_Aim_. Extract the listing below in full, unchanged.

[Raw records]
»»
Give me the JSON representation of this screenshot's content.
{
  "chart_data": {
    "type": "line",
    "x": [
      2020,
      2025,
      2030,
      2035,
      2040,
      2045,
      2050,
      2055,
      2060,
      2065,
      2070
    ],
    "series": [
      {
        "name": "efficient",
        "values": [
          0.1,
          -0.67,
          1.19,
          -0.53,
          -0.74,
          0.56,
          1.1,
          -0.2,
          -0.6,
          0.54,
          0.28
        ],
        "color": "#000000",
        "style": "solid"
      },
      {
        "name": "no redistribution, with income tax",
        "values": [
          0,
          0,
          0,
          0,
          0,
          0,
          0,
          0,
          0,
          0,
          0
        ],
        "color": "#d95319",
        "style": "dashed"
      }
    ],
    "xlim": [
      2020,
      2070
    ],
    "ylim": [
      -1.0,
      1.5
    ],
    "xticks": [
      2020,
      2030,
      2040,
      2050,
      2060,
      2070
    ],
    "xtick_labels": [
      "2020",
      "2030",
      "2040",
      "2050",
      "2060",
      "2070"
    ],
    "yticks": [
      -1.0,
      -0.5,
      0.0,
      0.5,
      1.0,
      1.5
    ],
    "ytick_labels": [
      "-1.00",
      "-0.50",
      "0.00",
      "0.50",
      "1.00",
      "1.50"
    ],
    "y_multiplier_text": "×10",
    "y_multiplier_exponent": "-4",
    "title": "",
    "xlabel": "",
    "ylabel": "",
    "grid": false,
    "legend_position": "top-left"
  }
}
««
_Result of the exercise_.
Give me the JSON representation of this screenshot's content.
{
  "chart_data": {
    "type": "line",
    "x": [
      2020,
      2025,
      2030,
      2035,
      2040,
      2045,
      2050,
      2055,
      2060,
      2065,
      2070
    ],
    "series": [
      {
        "name": "efficient",
        "values": [
          0.1,
          -0.67,
          1.19,
          -0.53,
          -0.74,
          0.56,
          1.1,
          -0.2,
          -0.6,
          0.54,
          0.28
        ],
        "color": "#000000",
        "style": "solid"
      },
      {
        "name": "no redistribution, with income tax",
        "values": [
          0,
          0,
          0,
          0,
          0,
          0,
          0,
          0,
          0,
          0,
          0
        ],
        "color": "#d95319",
        "style": "dashed"
      }
    ],
    "xlim": [
      2020,
      2070
    ],
    "ylim": [
      -1.0,
      1.5
    ],
    "xticks": [
      2020,
      2030,
      2040,
      2050,
      2060,
      2070
    ],
    "xtick_labels": [
      "2020",
      "2030",
      "2040",
      "2050",
      "2060",
      "2070"
    ],
    "yticks": [
      -1.0,
      -0.5,
      0.0,
      0.5,
      1.0,
      1.5
    ],
    "ytick_labels": [
      "-1.00",
      "-0.50",
      "0.00",
      "0.50",
      "1.00",
      "1.50"
    ],
    "y_multiplier_text": "×10",
    "y_multiplier_exponent": "-4",
    "title": "",
    "xlabel": "",
    "ylabel": "",
    "grid": false,
    "legend_position": "top-left"
  }
}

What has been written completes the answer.